### [SHORT EXERCISE]
Word for word, repeat the entries, minus the pictures.

---

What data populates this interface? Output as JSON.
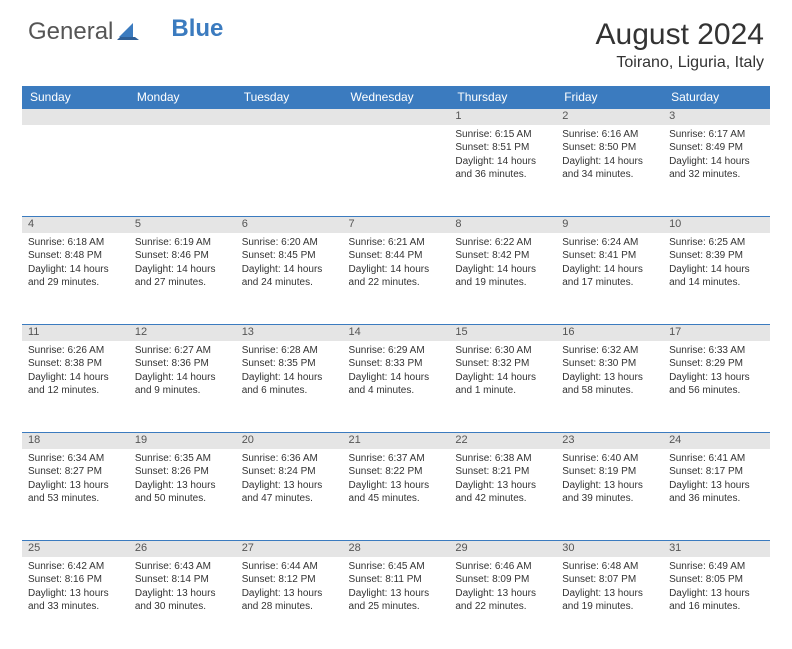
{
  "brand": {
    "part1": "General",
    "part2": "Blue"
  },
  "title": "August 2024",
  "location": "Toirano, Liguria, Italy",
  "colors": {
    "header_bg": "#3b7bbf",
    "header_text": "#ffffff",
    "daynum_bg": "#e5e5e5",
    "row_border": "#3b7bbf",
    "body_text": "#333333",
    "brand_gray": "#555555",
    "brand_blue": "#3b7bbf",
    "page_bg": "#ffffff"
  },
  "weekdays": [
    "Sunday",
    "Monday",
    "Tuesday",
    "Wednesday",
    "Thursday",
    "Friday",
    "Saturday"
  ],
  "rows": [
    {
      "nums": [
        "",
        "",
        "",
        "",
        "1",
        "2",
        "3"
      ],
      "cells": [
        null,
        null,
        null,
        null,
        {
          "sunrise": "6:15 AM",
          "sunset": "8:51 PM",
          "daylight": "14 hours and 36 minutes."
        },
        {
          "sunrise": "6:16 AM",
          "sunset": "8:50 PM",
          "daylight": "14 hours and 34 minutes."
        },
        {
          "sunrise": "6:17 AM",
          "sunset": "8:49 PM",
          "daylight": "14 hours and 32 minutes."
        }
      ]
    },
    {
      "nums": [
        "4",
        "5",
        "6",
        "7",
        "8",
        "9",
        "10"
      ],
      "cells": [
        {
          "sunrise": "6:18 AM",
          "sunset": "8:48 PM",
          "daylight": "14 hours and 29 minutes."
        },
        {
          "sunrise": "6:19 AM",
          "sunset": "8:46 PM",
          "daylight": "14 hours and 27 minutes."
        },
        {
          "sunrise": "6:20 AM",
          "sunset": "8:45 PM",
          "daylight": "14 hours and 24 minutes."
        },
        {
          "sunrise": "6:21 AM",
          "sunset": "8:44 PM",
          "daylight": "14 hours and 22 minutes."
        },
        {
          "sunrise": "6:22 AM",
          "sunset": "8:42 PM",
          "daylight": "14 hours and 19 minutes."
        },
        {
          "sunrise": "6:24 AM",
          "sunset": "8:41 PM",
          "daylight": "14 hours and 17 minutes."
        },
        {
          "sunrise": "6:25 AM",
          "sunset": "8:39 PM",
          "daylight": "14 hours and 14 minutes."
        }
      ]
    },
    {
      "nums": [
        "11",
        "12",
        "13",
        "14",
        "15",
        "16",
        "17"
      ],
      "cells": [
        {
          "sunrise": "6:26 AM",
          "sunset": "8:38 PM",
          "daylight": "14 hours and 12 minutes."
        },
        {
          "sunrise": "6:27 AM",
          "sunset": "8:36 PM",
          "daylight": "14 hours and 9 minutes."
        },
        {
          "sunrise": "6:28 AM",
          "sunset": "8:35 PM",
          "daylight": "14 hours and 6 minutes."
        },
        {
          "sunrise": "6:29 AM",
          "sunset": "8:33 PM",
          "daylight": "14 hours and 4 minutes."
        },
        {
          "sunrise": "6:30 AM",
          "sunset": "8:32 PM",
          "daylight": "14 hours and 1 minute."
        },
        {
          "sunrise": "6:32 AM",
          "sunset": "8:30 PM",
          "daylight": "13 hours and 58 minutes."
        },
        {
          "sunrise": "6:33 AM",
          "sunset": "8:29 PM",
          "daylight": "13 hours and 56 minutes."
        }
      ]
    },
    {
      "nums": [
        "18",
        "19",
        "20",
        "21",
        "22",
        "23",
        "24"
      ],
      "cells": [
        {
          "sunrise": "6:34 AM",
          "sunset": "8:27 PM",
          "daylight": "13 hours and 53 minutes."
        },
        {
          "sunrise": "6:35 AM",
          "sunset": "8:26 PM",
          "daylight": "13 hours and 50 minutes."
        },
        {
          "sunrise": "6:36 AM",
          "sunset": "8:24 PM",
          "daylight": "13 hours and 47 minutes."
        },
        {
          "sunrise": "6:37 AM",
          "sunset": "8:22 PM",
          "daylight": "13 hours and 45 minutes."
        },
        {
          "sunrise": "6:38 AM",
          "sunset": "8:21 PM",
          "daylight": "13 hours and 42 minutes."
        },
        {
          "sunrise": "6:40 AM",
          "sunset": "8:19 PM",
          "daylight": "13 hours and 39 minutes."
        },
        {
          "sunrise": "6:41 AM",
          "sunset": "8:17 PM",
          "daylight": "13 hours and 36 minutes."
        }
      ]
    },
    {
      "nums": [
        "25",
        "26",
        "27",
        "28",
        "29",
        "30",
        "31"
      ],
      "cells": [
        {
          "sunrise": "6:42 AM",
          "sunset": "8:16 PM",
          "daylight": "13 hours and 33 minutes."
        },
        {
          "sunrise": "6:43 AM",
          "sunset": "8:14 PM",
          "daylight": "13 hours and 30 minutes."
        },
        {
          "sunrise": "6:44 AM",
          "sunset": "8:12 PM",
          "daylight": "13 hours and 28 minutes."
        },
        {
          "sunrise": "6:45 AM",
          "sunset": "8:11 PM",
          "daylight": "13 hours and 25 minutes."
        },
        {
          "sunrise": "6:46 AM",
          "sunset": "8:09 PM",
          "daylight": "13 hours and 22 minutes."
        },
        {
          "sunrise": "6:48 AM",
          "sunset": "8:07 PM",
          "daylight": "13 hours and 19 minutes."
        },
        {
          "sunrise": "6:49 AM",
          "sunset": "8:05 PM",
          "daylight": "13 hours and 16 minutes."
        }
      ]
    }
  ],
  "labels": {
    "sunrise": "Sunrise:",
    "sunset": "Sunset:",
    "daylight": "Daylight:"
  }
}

---

### [COMPLETED TASK]
What data populates this interface? Output as JSON.
{
  "brand": {
    "part1": "General",
    "part2": "Blue"
  },
  "title": "August 2024",
  "location": "Toirano, Liguria, Italy",
  "colors": {
    "header_bg": "#3b7bbf",
    "header_text": "#ffffff",
    "daynum_bg": "#e5e5e5",
    "row_border": "#3b7bbf",
    "body_text": "#333333",
    "brand_gray": "#555555",
    "brand_blue": "#3b7bbf",
    "page_bg": "#ffffff"
  },
  "weekdays": [
    "Sunday",
    "Monday",
    "Tuesday",
    "Wednesday",
    "Thursday",
    "Friday",
    "Saturday"
  ],
  "rows": [
    {
      "nums": [
        "",
        "",
        "",
        "",
        "1",
        "2",
        "3"
      ],
      "cells": [
        null,
        null,
        null,
        null,
        {
          "sunrise": "6:15 AM",
          "sunset": "8:51 PM",
          "daylight": "14 hours and 36 minutes."
        },
        {
          "sunrise": "6:16 AM",
          "sunset": "8:50 PM",
          "daylight": "14 hours and 34 minutes."
        },
        {
          "sunrise": "6:17 AM",
          "sunset": "8:49 PM",
          "daylight": "14 hours and 32 minutes."
        }
      ]
    },
    {
      "nums": [
        "4",
        "5",
        "6",
        "7",
        "8",
        "9",
        "10"
      ],
      "cells": [
        {
          "sunrise": "6:18 AM",
          "sunset": "8:48 PM",
          "daylight": "14 hours and 29 minutes."
        },
        {
          "sunrise": "6:19 AM",
          "sunset": "8:46 PM",
          "daylight": "14 hours and 27 minutes."
        },
        {
          "sunrise": "6:20 AM",
          "sunset": "8:45 PM",
          "daylight": "14 hours and 24 minutes."
        },
        {
          "sunrise": "6:21 AM",
          "sunset": "8:44 PM",
          "daylight": "14 hours and 22 minutes."
        },
        {
          "sunrise": "6:22 AM",
          "sunset": "8:42 PM",
          "daylight": "14 hours and 19 minutes."
        },
        {
          "sunrise": "6:24 AM",
          "sunset": "8:41 PM",
          "daylight": "14 hours and 17 minutes."
        },
        {
          "sunrise": "6:25 AM",
          "sunset": "8:39 PM",
          "daylight": "14 hours and 14 minutes."
        }
      ]
    },
    {
      "nums": [
        "11",
        "12",
        "13",
        "14",
        "15",
        "16",
        "17"
      ],
      "cells": [
        {
          "sunrise": "6:26 AM",
          "sunset": "8:38 PM",
          "daylight": "14 hours and 12 minutes."
        },
        {
          "sunrise": "6:27 AM",
          "sunset": "8:36 PM",
          "daylight": "14 hours and 9 minutes."
        },
        {
          "sunrise": "6:28 AM",
          "sunset": "8:35 PM",
          "daylight": "14 hours and 6 minutes."
        },
        {
          "sunrise": "6:29 AM",
          "sunset": "8:33 PM",
          "daylight": "14 hours and 4 minutes."
        },
        {
          "sunrise": "6:30 AM",
          "sunset": "8:32 PM",
          "daylight": "14 hours and 1 minute."
        },
        {
          "sunrise": "6:32 AM",
          "sunset": "8:30 PM",
          "daylight": "13 hours and 58 minutes."
        },
        {
          "sunrise": "6:33 AM",
          "sunset": "8:29 PM",
          "daylight": "13 hours and 56 minutes."
        }
      ]
    },
    {
      "nums": [
        "18",
        "19",
        "20",
        "21",
        "22",
        "23",
        "24"
      ],
      "cells": [
        {
          "sunrise": "6:34 AM",
          "sunset": "8:27 PM",
          "daylight": "13 hours and 53 minutes."
        },
        {
          "sunrise": "6:35 AM",
          "sunset": "8:26 PM",
          "daylight": "13 hours and 50 minutes."
        },
        {
          "sunrise": "6:36 AM",
          "sunset": "8:24 PM",
          "daylight": "13 hours and 47 minutes."
        },
        {
          "sunrise": "6:37 AM",
          "sunset": "8:22 PM",
          "daylight": "13 hours and 45 minutes."
        },
        {
          "sunrise": "6:38 AM",
          "sunset": "8:21 PM",
          "daylight": "13 hours and 42 minutes."
        },
        {
          "sunrise": "6:40 AM",
          "sunset": "8:19 PM",
          "daylight": "13 hours and 39 minutes."
        },
        {
          "sunrise": "6:41 AM",
          "sunset": "8:17 PM",
          "daylight": "13 hours and 36 minutes."
        }
      ]
    },
    {
      "nums": [
        "25",
        "26",
        "27",
        "28",
        "29",
        "30",
        "31"
      ],
      "cells": [
        {
          "sunrise": "6:42 AM",
          "sunset": "8:16 PM",
          "daylight": "13 hours and 33 minutes."
        },
        {
          "sunrise": "6:43 AM",
          "sunset": "8:14 PM",
          "daylight": "13 hours and 30 minutes."
        },
        {
          "sunrise": "6:44 AM",
          "sunset": "8:12 PM",
          "daylight": "13 hours and 28 minutes."
        },
        {
          "sunrise": "6:45 AM",
          "sunset": "8:11 PM",
          "daylight": "13 hours and 25 minutes."
        },
        {
          "sunrise": "6:46 AM",
          "sunset": "8:09 PM",
          "daylight": "13 hours and 22 minutes."
        },
        {
          "sunrise": "6:48 AM",
          "sunset": "8:07 PM",
          "daylight": "13 hours and 19 minutes."
        },
        {
          "sunrise": "6:49 AM",
          "sunset": "8:05 PM",
          "daylight": "13 hours and 16 minutes."
        }
      ]
    }
  ],
  "labels": {
    "sunrise": "Sunrise:",
    "sunset": "Sunset:",
    "daylight": "Daylight:"
  }
}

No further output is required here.